[Written exercise]
Bring together all lines of the material below that contain the string "tentang".

[Data supplied]

········

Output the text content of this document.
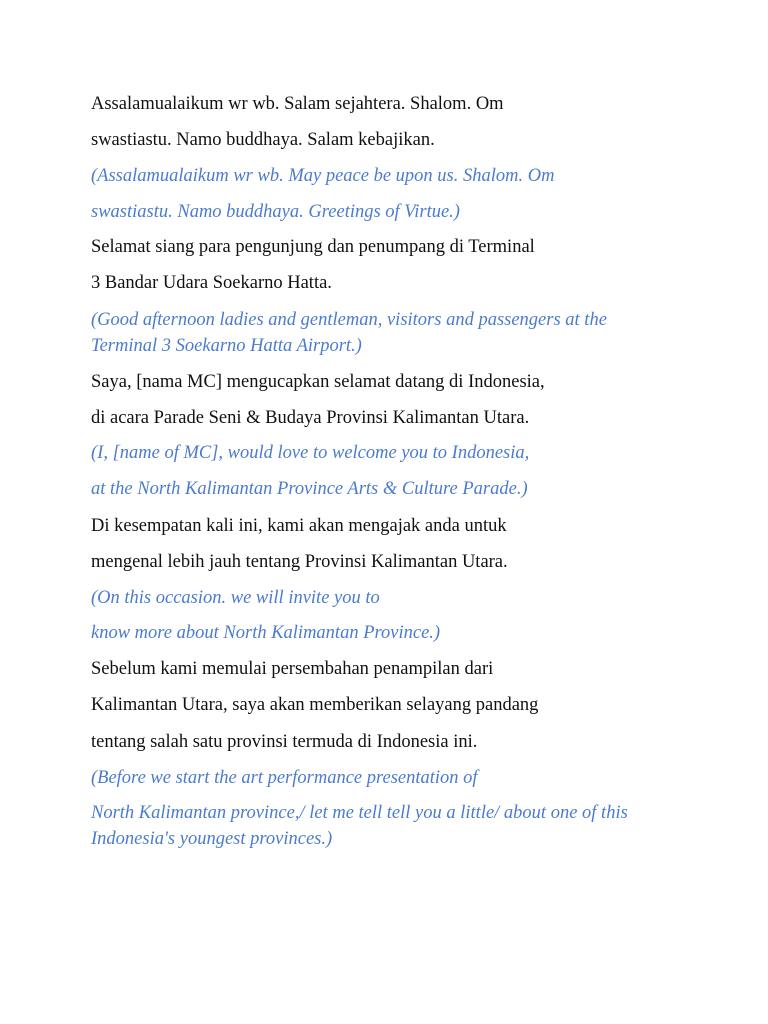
Assalamualaikum wr wb. Salam sejahtera. Shalom. Om
swastiastu. Namo buddhaya. Salam kebajikan.
(Assalamualaikum wr wb. May peace be upon us. Shalom. Om
swastiastu. Namo buddhaya. Greetings of Virtue.)
Selamat siang para pengunjung dan penumpang di Terminal
3 Bandar Udara Soekarno Hatta.
(Good afternoon ladies and gentleman, visitors and passengers at the
Terminal 3 Soekarno Hatta Airport.)
Saya, [nama MC] mengucapkan selamat datang di Indonesia,
di acara Parade Seni & Budaya Provinsi Kalimantan Utara.
(I, [name of MC], would love to welcome you to Indonesia,
at the North Kalimantan Province Arts & Culture Parade.)
Di kesempatan kali ini, kami akan mengajak anda untuk
mengenal lebih jauh tentang Provinsi Kalimantan Utara.
(On this occasion. we will invite you to
know more about North Kalimantan Province.)
Sebelum kami memulai persembahan penampilan dari
Kalimantan Utara, saya akan memberikan selayang pandang
tentang salah satu provinsi termuda di Indonesia ini.
(Before we start the art performance presentation of
North Kalimantan province,/ let me tell tell you a little/ about one of this
Indonesia's youngest provinces.)
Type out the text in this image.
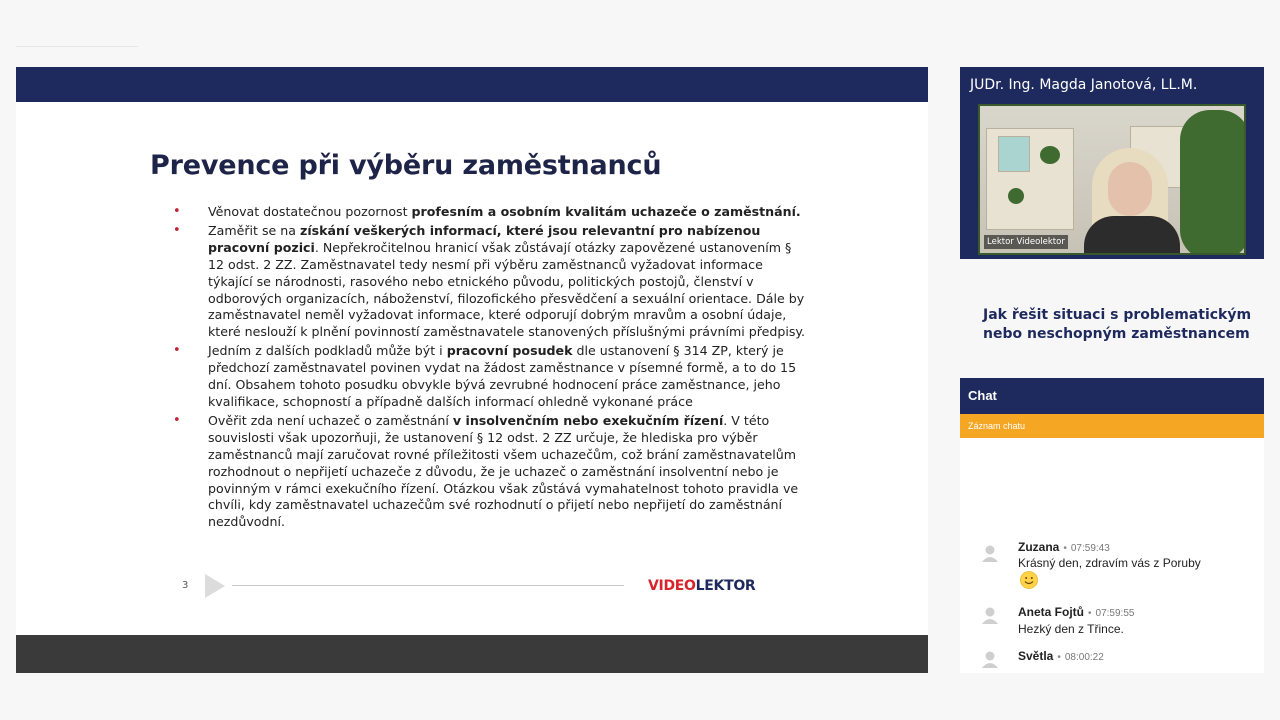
Prevence při výběru zaměstnanců
• Věnovat dostatečnou pozornost profesním a osobním kvalitám uchazeče o zaměstnání.
• Zaměřit se na získání veškerých informací, které jsou relevantní pro nabízenou pracovní pozici. Nepřekročitelnou hranicí však zůstávají otázky zapovězené ustanovením § 12 odst. 2 ZZ. Zaměstnavatel tedy nesmí při výběru zaměstnanců vyžadovat informace týkající se národnosti, rasového nebo etnického původu, politických postojů, členství v odborových organizacích, náboženství, filozofického přesvědčení a sexuální orientace. Dále by zaměstnavatel neměl vyžadovat informace, které odporují dobrým mravům a osobní údaje, které neslouží k plnění povinností zaměstnavatele stanovených příslušnými právními předpisy.
• Jedním z dalších podkladů může být i pracovní posudek dle ustanovení § 314 ZP, který je předchozí zaměstnavatel povinen vydat na žádost zaměstnance v písemné formě, a to do 15 dní. Obsahem tohoto posudku obvykle bývá zevrubné hodnocení práce zaměstnance, jeho kvalifikace, schopností a případně dalších informací ohledně vykonané práce
• Ověřit zda není uchazeč o zaměstnání v insolvenčním nebo exekučním řízení. V této souvislosti však upozorňuji, že ustanovení § 12 odst. 2 ZZ určuje, že hlediska pro výběr zaměstnanců mají zaručovat rovné příležitosti všem uchazečům, což brání zaměstnavatelům rozhodnout o nepřijetí uchazeče z důvodu, že je uchazeč o zaměstnání insolventní nebo je povinným v rámci exekučního řízení. Otázkou však zůstává vymahatelnost tohoto pravidla ve chvíli, kdy zaměstnavatel uchazečům své rozhodnutí o přijetí nebo nepřijetí do zaměstnání nezdůvodní.
3	VIDEOLEKTOR
JUDr. Ing. Magda Janotová, LL.M.
Lektor Videolektor
Jak řešit situaci s problematickým nebo neschopným zaměstnancem
Chat
Záznam chatu
Zuzana • 07:59:43
Krásný den, zdravím vás z Poruby
Aneta Fojtů • 07:59:55
Hezký den z Třince.
Světla • 08:00:22
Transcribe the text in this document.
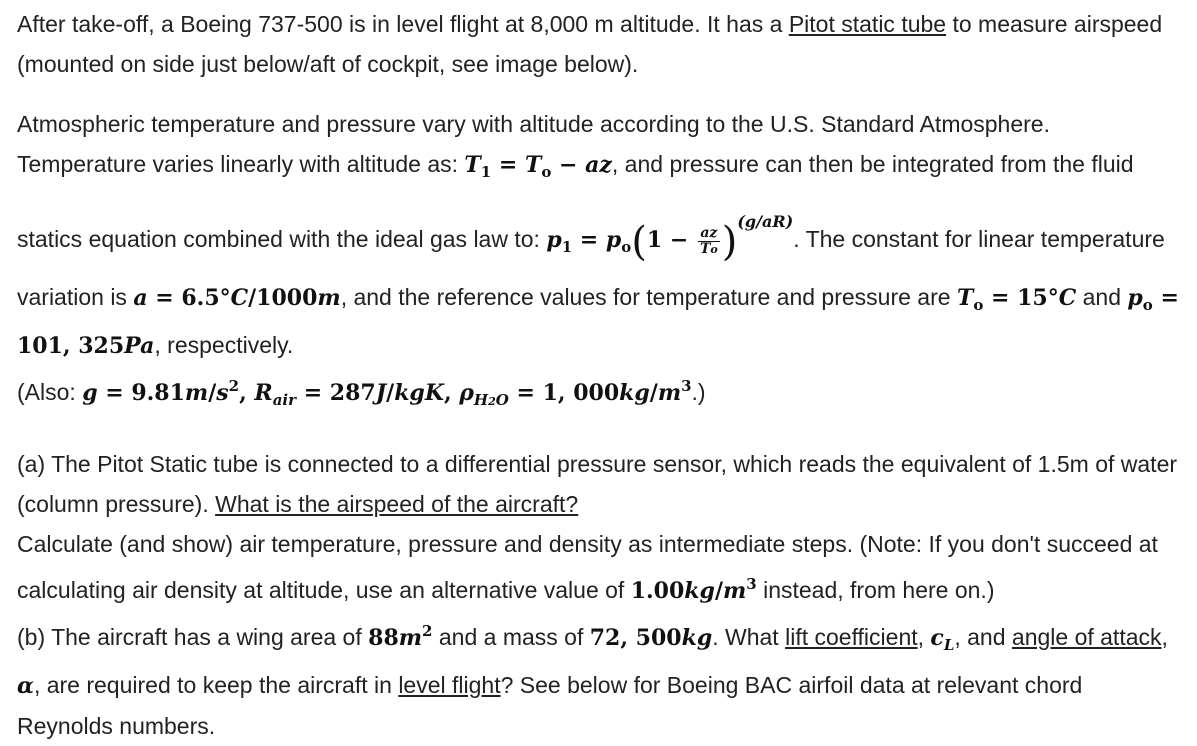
After take-off, a Boeing 737-500 is in level flight at 8,000 m altitude. It has a Pitot static tube to measure airspeed (mounted on side just below/aft of cockpit, see image below).

Atmospheric temperature and pressure vary with altitude according to the U.S. Standard Atmosphere. Temperature varies linearly with altitude as: $T_1 = T_o$ − az, and pressure can then be integrated from the fluid statics equation combined with the ideal gas law to: $p_1 = p_o(1 - \frac{az}{To} )^{(g/aR)}$. The constant for linear temperature variation is a = 6.5°C/1000m, and the reference values for temperature and pressure are $T_o = 15^\circ C$ and $p_o = 101$, 325Pa, respectively.
(Also: $g = 9.81m/s^2$, $R_{air} = 287J/kgK$, $\rho_{H2O} = 1$, $000kg/m^3$.)

(a) The Pitot Static tube is connected to a differential pressure sensor, which reads the equivalent of 1.5m of water (column pressure). What is the airspeed of the aircraft?
Calculate (and show) air temperature, pressure and density as intermediate steps. (Note: If you don't succeed at calculating air density at altitude, use an alternative value of $1.00kg/m^3$ instead, from here on.)

(b) The aircraft has a wing area of $88m^2$ and a mass of 72, 500kg. What lift coefficient, $c_L$, and angle of attack, α, are required to keep the aircraft in level flight? See below for Boeing BAC airfoil data at relevant chord Reynolds numbers.
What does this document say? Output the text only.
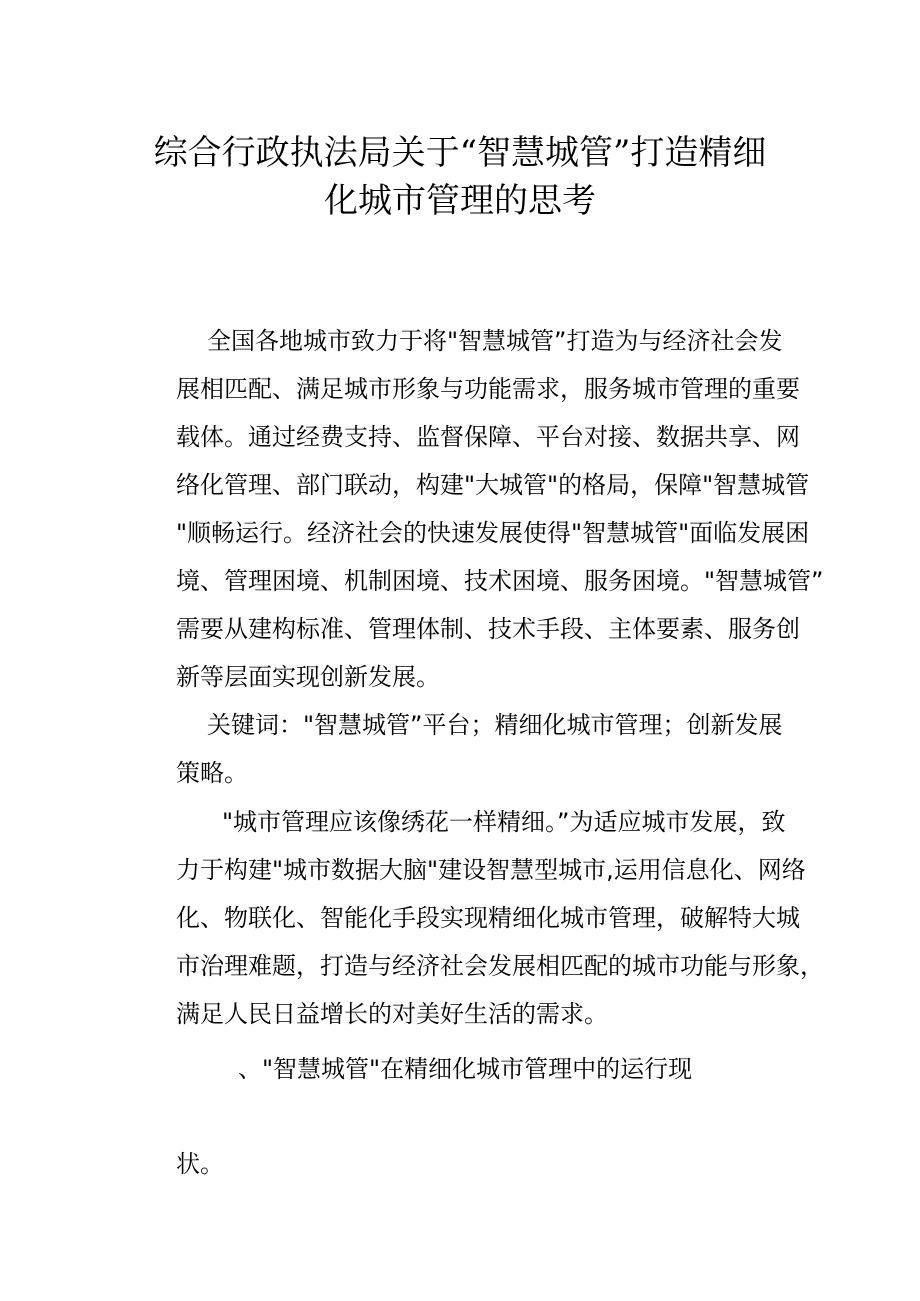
综合行政执法局关于“智慧城管”打造精细
化城市管理的思考

全国各地城市致力于将"智慧城管”打造为与经济社会发

展相匹配、满足城市形象与功能需求，服务城市管理的重要

载体。通过经费支持、监督保障、平台对接、数据共享、网

络化管理、部门联动，构建"大城管"的格局，保障"智慧城管

"顺畅运行。经济社会的快速发展使得"智慧城管"面临发展困

境、管理困境、机制困境、技术困境、服务困境。"智慧城管”

需要从建构标准、管理体制、技术手段、主体要素、服务创

新等层面实现创新发展。

关键词："智慧城管”平台；精细化城市管理；创新发展

策略。

"城市管理应该像绣花一样精细。”为适应城市发展，致

力于构建"城市数据大脑"建设智慧型城市,运用信息化、网络

化、物联化、智能化手段实现精细化城市管理，破解特大城

市治理难题，打造与经济社会发展相匹配的城市功能与形象，

满足人民日益增长的对美好生活的需求。

、"智慧城管"在精细化城市管理中的运行现

状。
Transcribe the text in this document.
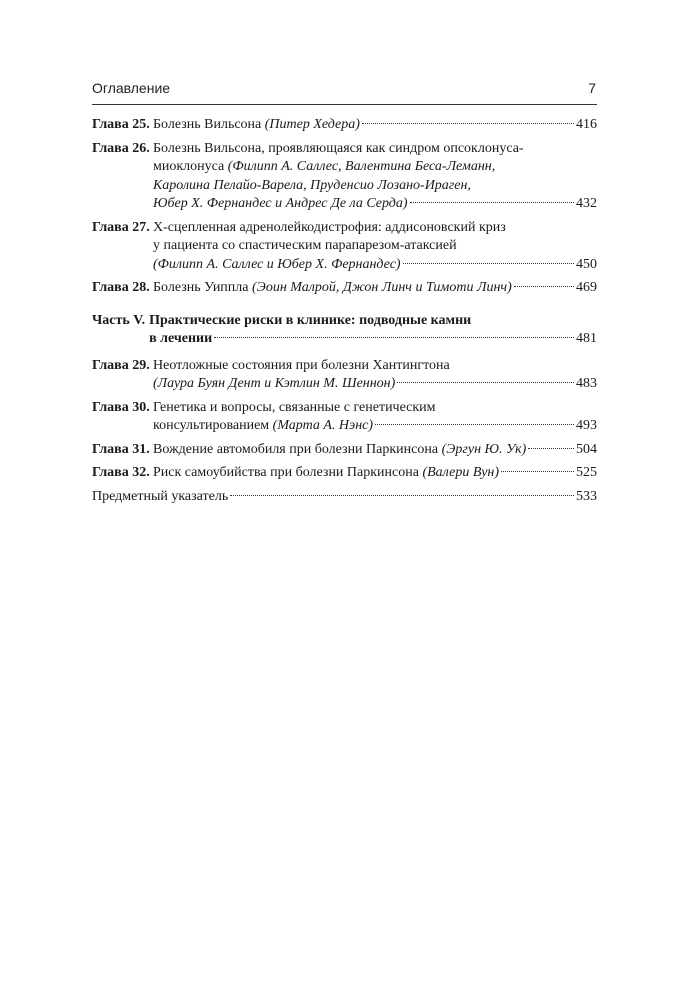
Оглавление	7
Глава 25. Болезнь Вильсона (Питер Хедера)	416
Глава 26. Болезнь Вильсона, проявляющаяся как синдром опсоклонуса-
миоклонуса (Филипп А. Саллес, Валентина Беса-Леманн,
Каролина Пелайо-Варела, Пруденсио Лозано-Ираген,
Юбер Х. Фернандес и Андрес Де ла Серда)	432
Глава 27. X-сцепленная адренолейкодистрофия: аддисоновский криз
у пациента со спастическим парапарезом-атаксией
(Филипп А. Саллес и Юбер Х. Фернандес)	450
Глава 28. Болезнь Уиппла (Эоин Малрой, Джон Линч и Тимоти Линч)	469
Часть V. Практические риски в клинике: подводные камни
в лечении	481
Глава 29. Неотложные состояния при болезни Хантингтона
(Лаура Буян Дент и Кэтлин М. Шеннон)	483
Глава 30. Генетика и вопросы, связанные с генетическим
консультированием (Марта А. Нэнс)	493
Глава 31. Вождение автомобиля при болезни Паркинсона (Эргун Ю. Ук)	504
Глава 32. Риск самоубийства при болезни Паркинсона (Валери Вун)	525
Предметный указатель	533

········

[Finished task]
mengenal lebih jauh tentang Provinsi Kalimantan Utara.
tentang salah satu provinsi termuda di Indonesia ini.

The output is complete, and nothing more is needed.